### EXERCISE PROMPT
Word for word, repeat the entries, minus the pictures.

### RECORDS TO USE

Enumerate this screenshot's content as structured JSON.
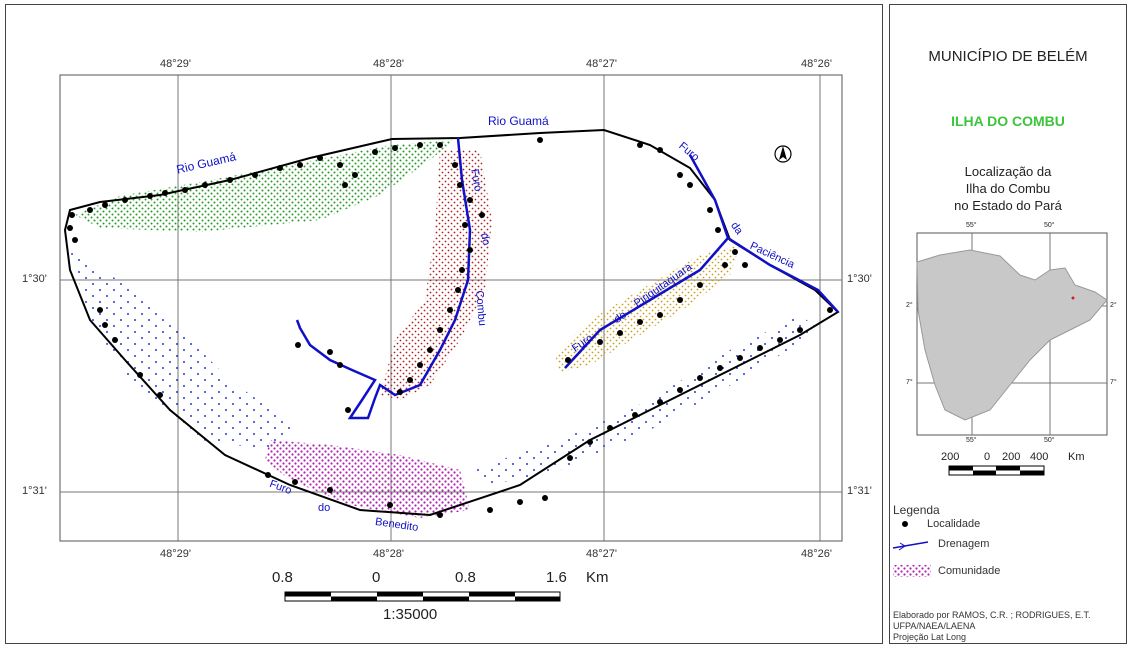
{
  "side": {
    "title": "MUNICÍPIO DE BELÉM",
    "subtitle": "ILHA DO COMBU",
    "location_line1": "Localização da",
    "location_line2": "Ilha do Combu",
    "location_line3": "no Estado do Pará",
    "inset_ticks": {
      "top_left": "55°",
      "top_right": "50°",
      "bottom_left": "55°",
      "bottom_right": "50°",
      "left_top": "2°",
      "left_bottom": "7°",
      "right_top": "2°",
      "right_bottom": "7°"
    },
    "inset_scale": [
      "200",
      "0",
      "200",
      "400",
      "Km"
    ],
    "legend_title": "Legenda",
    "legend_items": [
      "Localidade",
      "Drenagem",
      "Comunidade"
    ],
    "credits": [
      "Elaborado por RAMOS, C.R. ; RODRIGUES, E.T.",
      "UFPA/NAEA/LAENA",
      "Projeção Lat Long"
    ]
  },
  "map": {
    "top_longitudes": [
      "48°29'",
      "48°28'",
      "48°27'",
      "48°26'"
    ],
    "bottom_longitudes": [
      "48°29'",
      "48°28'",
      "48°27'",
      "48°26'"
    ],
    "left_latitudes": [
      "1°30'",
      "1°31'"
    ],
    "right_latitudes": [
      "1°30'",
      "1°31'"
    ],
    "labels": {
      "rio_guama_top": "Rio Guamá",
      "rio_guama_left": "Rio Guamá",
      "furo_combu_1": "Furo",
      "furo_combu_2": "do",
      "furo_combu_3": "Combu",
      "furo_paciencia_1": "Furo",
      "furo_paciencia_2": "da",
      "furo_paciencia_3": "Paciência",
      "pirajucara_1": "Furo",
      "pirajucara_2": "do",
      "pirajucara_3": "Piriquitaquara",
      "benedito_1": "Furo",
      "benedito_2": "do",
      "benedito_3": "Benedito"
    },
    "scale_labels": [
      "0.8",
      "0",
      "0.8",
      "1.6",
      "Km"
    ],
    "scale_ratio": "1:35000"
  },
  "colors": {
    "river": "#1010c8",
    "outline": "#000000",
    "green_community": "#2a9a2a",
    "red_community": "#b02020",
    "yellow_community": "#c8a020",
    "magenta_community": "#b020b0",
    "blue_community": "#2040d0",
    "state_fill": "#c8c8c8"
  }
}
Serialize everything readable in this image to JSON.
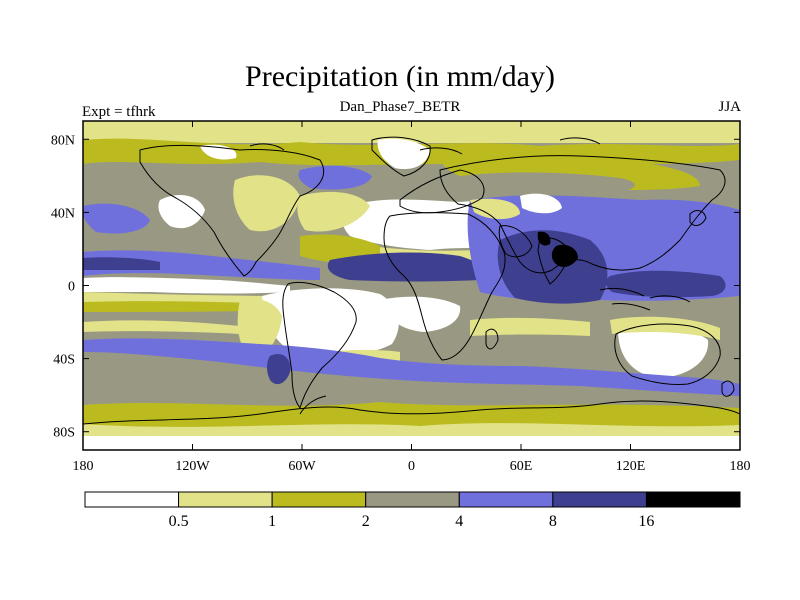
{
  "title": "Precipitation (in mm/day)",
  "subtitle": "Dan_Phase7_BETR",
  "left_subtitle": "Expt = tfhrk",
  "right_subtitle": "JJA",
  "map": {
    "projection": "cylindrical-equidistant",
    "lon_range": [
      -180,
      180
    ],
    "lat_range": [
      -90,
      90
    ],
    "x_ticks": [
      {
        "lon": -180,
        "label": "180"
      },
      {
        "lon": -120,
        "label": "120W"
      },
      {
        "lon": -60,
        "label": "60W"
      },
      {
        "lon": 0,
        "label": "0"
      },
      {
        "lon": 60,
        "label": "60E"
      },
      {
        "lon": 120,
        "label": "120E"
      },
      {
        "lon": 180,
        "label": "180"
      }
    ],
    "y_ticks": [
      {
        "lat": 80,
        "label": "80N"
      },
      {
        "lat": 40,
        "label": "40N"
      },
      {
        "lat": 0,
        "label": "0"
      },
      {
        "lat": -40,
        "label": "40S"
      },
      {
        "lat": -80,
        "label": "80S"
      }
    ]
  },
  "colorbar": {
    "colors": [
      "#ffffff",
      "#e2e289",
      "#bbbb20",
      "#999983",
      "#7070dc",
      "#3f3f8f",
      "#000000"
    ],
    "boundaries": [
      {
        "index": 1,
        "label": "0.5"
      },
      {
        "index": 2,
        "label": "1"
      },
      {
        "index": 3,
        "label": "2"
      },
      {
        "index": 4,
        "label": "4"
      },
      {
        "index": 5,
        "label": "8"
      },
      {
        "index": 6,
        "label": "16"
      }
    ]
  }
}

### EXERCISE RESPONSE
Enumerate this screenshot's content as structured JSON.
{
  "side": {
    "title": "MUNICÍPIO DE BELÉM",
    "subtitle": "ILHA DO COMBU",
    "location_line1": "Localização da",
    "location_line2": "Ilha do Combu",
    "location_line3": "no Estado do Pará",
    "inset_ticks": {
      "top_left": "55°",
      "top_right": "50°",
      "bottom_left": "55°",
      "bottom_right": "50°",
      "left_top": "2°",
      "left_bottom": "7°",
      "right_top": "2°",
      "right_bottom": "7°"
    },
    "inset_scale": [
      "200",
      "0",
      "200",
      "400",
      "Km"
    ],
    "legend_title": "Legenda",
    "legend_items": [
      "Localidade",
      "Drenagem",
      "Comunidade"
    ],
    "credits": [
      "Elaborado por RAMOS, C.R. ; RODRIGUES, E.T.",
      "UFPA/NAEA/LAENA",
      "Projeção Lat Long"
    ]
  },
  "map": {
    "top_longitudes": [
      "48°29'",
      "48°28'",
      "48°27'",
      "48°26'"
    ],
    "bottom_longitudes": [
      "48°29'",
      "48°28'",
      "48°27'",
      "48°26'"
    ],
    "left_latitudes": [
      "1°30'",
      "1°31'"
    ],
    "right_latitudes": [
      "1°30'",
      "1°31'"
    ],
    "labels": {
      "rio_guama_top": "Rio Guamá",
      "rio_guama_left": "Rio Guamá",
      "furo_combu_1": "Furo",
      "furo_combu_2": "do",
      "furo_combu_3": "Combu",
      "furo_paciencia_1": "Furo",
      "furo_paciencia_2": "da",
      "furo_paciencia_3": "Paciência",
      "pirajucara_1": "Furo",
      "pirajucara_2": "do",
      "pirajucara_3": "Piriquitaquara",
      "benedito_1": "Furo",
      "benedito_2": "do",
      "benedito_3": "Benedito"
    },
    "scale_labels": [
      "0.8",
      "0",
      "0.8",
      "1.6",
      "Km"
    ],
    "scale_ratio": "1:35000"
  },
  "colors": {
    "river": "#1010c8",
    "outline": "#000000",
    "green_community": "#2a9a2a",
    "red_community": "#b02020",
    "yellow_community": "#c8a020",
    "magenta_community": "#b020b0",
    "blue_community": "#2040d0",
    "state_fill": "#c8c8c8"
  }
}
Serialize everything readable in this image to JSON.
{
  "title": "Precipitation (in mm/day)",
  "subtitle": "Dan_Phase7_BETR",
  "left_subtitle": "Expt = tfhrk",
  "right_subtitle": "JJA",
  "map": {
    "projection": "cylindrical-equidistant",
    "lon_range": [
      -180,
      180
    ],
    "lat_range": [
      -90,
      90
    ],
    "x_ticks": [
      {
        "lon": -180,
        "label": "180"
      },
      {
        "lon": -120,
        "label": "120W"
      },
      {
        "lon": -60,
        "label": "60W"
      },
      {
        "lon": 0,
        "label": "0"
      },
      {
        "lon": 60,
        "label": "60E"
      },
      {
        "lon": 120,
        "label": "120E"
      },
      {
        "lon": 180,
        "label": "180"
      }
    ],
    "y_ticks": [
      {
        "lat": 80,
        "label": "80N"
      },
      {
        "lat": 40,
        "label": "40N"
      },
      {
        "lat": 0,
        "label": "0"
      },
      {
        "lat": -40,
        "label": "40S"
      },
      {
        "lat": -80,
        "label": "80S"
      }
    ]
  },
  "colorbar": {
    "colors": [
      "#ffffff",
      "#e2e289",
      "#bbbb20",
      "#999983",
      "#7070dc",
      "#3f3f8f",
      "#000000"
    ],
    "boundaries": [
      {
        "index": 1,
        "label": "0.5"
      },
      {
        "index": 2,
        "label": "1"
      },
      {
        "index": 3,
        "label": "2"
      },
      {
        "index": 4,
        "label": "4"
      },
      {
        "index": 5,
        "label": "8"
      },
      {
        "index": 6,
        "label": "16"
      }
    ]
  }
}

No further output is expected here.